* TASK INSTRUCTIONS *
Return every line of the material exactly.

* EXTRACTED DATA *
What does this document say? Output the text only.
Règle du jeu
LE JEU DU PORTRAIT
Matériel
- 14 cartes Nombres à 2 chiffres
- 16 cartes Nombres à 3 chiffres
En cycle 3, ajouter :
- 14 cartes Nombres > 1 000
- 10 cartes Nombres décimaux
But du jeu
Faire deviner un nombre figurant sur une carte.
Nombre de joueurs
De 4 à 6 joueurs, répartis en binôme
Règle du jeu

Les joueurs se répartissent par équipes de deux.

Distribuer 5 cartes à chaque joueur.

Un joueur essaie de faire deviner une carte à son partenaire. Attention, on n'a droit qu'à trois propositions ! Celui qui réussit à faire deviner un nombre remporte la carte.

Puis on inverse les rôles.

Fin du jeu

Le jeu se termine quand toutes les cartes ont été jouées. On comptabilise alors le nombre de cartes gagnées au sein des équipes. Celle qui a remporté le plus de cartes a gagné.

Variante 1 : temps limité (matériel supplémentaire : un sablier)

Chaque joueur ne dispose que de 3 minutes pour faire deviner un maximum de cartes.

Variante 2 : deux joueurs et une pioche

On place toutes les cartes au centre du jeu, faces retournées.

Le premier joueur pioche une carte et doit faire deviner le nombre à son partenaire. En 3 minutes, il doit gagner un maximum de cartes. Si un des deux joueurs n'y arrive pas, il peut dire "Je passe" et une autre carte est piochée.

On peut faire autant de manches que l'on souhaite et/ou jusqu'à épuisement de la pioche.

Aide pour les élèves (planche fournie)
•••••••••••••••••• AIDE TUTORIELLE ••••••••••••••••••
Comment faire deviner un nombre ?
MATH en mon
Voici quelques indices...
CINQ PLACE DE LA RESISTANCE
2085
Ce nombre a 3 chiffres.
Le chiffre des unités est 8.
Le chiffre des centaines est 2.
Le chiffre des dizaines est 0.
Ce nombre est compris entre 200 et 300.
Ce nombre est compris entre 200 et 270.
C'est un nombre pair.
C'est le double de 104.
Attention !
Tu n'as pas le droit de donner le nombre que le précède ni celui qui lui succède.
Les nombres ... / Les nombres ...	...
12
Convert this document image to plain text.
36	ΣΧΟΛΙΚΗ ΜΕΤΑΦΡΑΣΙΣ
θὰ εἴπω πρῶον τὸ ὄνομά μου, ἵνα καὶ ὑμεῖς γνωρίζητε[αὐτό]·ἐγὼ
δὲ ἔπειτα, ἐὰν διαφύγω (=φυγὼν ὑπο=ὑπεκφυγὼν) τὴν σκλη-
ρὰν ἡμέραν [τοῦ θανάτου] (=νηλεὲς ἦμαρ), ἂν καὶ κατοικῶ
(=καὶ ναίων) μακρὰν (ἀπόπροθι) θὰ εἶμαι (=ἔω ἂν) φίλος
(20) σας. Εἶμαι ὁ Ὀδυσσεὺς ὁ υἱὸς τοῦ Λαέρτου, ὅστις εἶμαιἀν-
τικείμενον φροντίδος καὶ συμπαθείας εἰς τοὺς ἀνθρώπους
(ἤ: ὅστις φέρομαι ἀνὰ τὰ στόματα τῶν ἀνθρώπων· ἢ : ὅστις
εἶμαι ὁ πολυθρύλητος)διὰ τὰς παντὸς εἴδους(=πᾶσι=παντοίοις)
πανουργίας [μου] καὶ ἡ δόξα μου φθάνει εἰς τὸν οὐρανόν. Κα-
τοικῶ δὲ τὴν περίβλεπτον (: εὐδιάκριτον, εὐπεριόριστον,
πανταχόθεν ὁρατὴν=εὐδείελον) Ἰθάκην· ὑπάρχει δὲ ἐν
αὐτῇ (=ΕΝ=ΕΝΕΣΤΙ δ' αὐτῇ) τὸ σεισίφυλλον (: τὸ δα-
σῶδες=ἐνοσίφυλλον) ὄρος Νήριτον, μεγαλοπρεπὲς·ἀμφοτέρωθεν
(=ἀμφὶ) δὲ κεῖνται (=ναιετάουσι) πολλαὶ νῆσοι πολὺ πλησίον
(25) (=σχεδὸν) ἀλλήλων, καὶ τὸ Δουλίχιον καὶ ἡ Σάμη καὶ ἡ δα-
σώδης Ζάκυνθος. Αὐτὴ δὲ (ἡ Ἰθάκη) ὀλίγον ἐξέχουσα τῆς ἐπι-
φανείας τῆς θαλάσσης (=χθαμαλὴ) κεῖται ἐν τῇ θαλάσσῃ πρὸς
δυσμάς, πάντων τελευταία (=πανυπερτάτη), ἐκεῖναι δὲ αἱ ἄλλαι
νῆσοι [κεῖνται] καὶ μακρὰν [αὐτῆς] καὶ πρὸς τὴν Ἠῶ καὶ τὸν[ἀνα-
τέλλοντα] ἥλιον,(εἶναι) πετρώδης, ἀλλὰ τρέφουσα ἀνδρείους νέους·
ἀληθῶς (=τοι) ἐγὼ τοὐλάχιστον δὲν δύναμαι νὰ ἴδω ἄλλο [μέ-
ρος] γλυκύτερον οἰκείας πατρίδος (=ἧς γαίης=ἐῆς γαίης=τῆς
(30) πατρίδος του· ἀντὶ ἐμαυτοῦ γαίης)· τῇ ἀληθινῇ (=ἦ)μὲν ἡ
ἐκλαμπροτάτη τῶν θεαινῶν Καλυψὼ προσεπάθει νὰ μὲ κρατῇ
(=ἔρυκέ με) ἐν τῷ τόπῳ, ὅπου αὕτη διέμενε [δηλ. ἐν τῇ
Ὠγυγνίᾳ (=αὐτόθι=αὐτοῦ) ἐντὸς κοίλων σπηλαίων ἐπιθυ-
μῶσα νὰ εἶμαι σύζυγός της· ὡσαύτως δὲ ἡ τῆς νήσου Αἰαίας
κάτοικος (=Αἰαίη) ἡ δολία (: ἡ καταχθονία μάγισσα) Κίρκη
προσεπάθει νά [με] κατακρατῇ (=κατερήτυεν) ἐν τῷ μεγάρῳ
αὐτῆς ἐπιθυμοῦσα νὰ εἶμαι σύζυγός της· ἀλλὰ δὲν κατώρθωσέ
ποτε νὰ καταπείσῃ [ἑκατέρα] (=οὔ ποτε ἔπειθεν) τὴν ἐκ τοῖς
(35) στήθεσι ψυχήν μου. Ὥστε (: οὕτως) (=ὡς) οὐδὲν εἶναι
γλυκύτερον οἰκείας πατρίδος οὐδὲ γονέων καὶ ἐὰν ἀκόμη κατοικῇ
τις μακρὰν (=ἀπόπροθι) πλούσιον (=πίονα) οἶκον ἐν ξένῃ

* FINISHED EXERCISE *
What does this document say? Output the text only.
Règle du jeu
LE JEU DU PORTRAIT
Matériel
- 14 cartes Nombres à 2 chiffres
- 16 cartes Nombres à 3 chiffres
En cycle 3, ajouter :
- 14 cartes Nombres > 1 000
- 10 cartes Nombres décimaux
But du jeu
Faire deviner un nombre figurant sur une carte.
Nombre de joueurs
De 4 à 6 joueurs, répartis en binôme
Règle du jeu

Les joueurs se répartissent par équipes de deux.

Distribuer 5 cartes à chaque joueur.

Un joueur essaie de faire deviner une carte à son partenaire. Attention, on n'a droit qu'à trois propositions ! Celui qui réussit à faire deviner un nombre remporte la carte.

Puis on inverse les rôles.

Fin du jeu

Le jeu se termine quand toutes les cartes ont été jouées. On comptabilise alors le nombre de cartes gagnées au sein des équipes. Celle qui a remporté le plus de cartes a gagné.

Variante 1 : temps limité (matériel supplémentaire : un sablier)

Chaque joueur ne dispose que de 3 minutes pour faire deviner un maximum de cartes.

Variante 2 : deux joueurs et une pioche

On place toutes les cartes au centre du jeu, faces retournées.

Le premier joueur pioche une carte et doit faire deviner le nombre à son partenaire. En 3 minutes, il doit gagner un maximum de cartes. Si un des deux joueurs n'y arrive pas, il peut dire "Je passe" et une autre carte est piochée.

On peut faire autant de manches que l'on souhaite et/ou jusqu'à épuisement de la pioche.

Aide pour les élèves (planche fournie)
•••••••••••••••••• AIDE TUTORIELLE ••••••••••••••••••
Comment faire deviner un nombre ?
MATH en mon
Voici quelques indices...
CINQ PLACE DE LA RESISTANCE
2085
Ce nombre a 3 chiffres.
Le chiffre des unités est 8.
Le chiffre des centaines est 2.
Le chiffre des dizaines est 0.
Ce nombre est compris entre 200 et 300.
Ce nombre est compris entre 200 et 270.
C'est un nombre pair.
C'est le double de 104.
Attention !
Tu n'as pas le droit de donner le nombre que le précède ni celui qui lui succède.
Les nombres ... / Les nombres ...	...
12
Convert this document image to plain text.
36	ΣΧΟΛΙΚΗ ΜΕΤΑΦΡΑΣΙΣ
θὰ εἴπω πρῶον τὸ ὄνομά μου, ἵνα καὶ ὑμεῖς γνωρίζητε[αὐτό]·ἐγὼ
δὲ ἔπειτα, ἐὰν διαφύγω (=φυγὼν ὑπο=ὑπεκφυγὼν) τὴν σκλη-
ρὰν ἡμέραν [τοῦ θανάτου] (=νηλεὲς ἦμαρ), ἂν καὶ κατοικῶ
(=καὶ ναίων) μακρὰν (ἀπόπροθι) θὰ εἶμαι (=ἔω ἂν) φίλος
(20) σας. Εἶμαι ὁ Ὀδυσσεὺς ὁ υἱὸς τοῦ Λαέρτου, ὅστις εἶμαιἀν-
τικείμενον φροντίδος καὶ συμπαθείας εἰς τοὺς ἀνθρώπους
(ἤ: ὅστις φέρομαι ἀνὰ τὰ στόματα τῶν ἀνθρώπων· ἢ : ὅστις
εἶμαι ὁ πολυθρύλητος)διὰ τὰς παντὸς εἴδους(=πᾶσι=παντοίοις)
πανουργίας [μου] καὶ ἡ δόξα μου φθάνει εἰς τὸν οὐρανόν. Κα-
τοικῶ δὲ τὴν περίβλεπτον (: εὐδιάκριτον, εὐπεριόριστον,
πανταχόθεν ὁρατὴν=εὐδείελον) Ἰθάκην· ὑπάρχει δὲ ἐν
αὐτῇ (=ΕΝ=ΕΝΕΣΤΙ δ' αὐτῇ) τὸ σεισίφυλλον (: τὸ δα-
σῶδες=ἐνοσίφυλλον) ὄρος Νήριτον, μεγαλοπρεπὲς·ἀμφοτέρωθεν
(=ἀμφὶ) δὲ κεῖνται (=ναιετάουσι) πολλαὶ νῆσοι πολὺ πλησίον
(25) (=σχεδὸν) ἀλλήλων, καὶ τὸ Δουλίχιον καὶ ἡ Σάμη καὶ ἡ δα-
σώδης Ζάκυνθος. Αὐτὴ δὲ (ἡ Ἰθάκη) ὀλίγον ἐξέχουσα τῆς ἐπι-
φανείας τῆς θαλάσσης (=χθαμαλὴ) κεῖται ἐν τῇ θαλάσσῃ πρὸς
δυσμάς, πάντων τελευταία (=πανυπερτάτη), ἐκεῖναι δὲ αἱ ἄλλαι
νῆσοι [κεῖνται] καὶ μακρὰν [αὐτῆς] καὶ πρὸς τὴν Ἠῶ καὶ τὸν[ἀνα-
τέλλοντα] ἥλιον,(εἶναι) πετρώδης, ἀλλὰ τρέφουσα ἀνδρείους νέους·
ἀληθῶς (=τοι) ἐγὼ τοὐλάχιστον δὲν δύναμαι νὰ ἴδω ἄλλο [μέ-
ρος] γλυκύτερον οἰκείας πατρίδος (=ἧς γαίης=ἐῆς γαίης=τῆς
(30) πατρίδος του· ἀντὶ ἐμαυτοῦ γαίης)· τῇ ἀληθινῇ (=ἦ)μὲν ἡ
ἐκλαμπροτάτη τῶν θεαινῶν Καλυψὼ προσεπάθει νὰ μὲ κρατῇ
(=ἔρυκέ με) ἐν τῷ τόπῳ, ὅπου αὕτη διέμενε [δηλ. ἐν τῇ
Ὠγυγνίᾳ (=αὐτόθι=αὐτοῦ) ἐντὸς κοίλων σπηλαίων ἐπιθυ-
μῶσα νὰ εἶμαι σύζυγός της· ὡσαύτως δὲ ἡ τῆς νήσου Αἰαίας
κάτοικος (=Αἰαίη) ἡ δολία (: ἡ καταχθονία μάγισσα) Κίρκη
προσεπάθει νά [με] κατακρατῇ (=κατερήτυεν) ἐν τῷ μεγάρῳ
αὐτῆς ἐπιθυμοῦσα νὰ εἶμαι σύζυγός της· ἀλλὰ δὲν κατώρθωσέ
ποτε νὰ καταπείσῃ [ἑκατέρα] (=οὔ ποτε ἔπειθεν) τὴν ἐκ τοῖς
(35) στήθεσι ψυχήν μου. Ὥστε (: οὕτως) (=ὡς) οὐδὲν εἶναι
γλυκύτερον οἰκείας πατρίδος οὐδὲ γονέων καὶ ἐὰν ἀκόμη κατοικῇ
τις μακρὰν (=ἀπόπροθι) πλούσιον (=πίονα) οἶκον ἐν ξένῃ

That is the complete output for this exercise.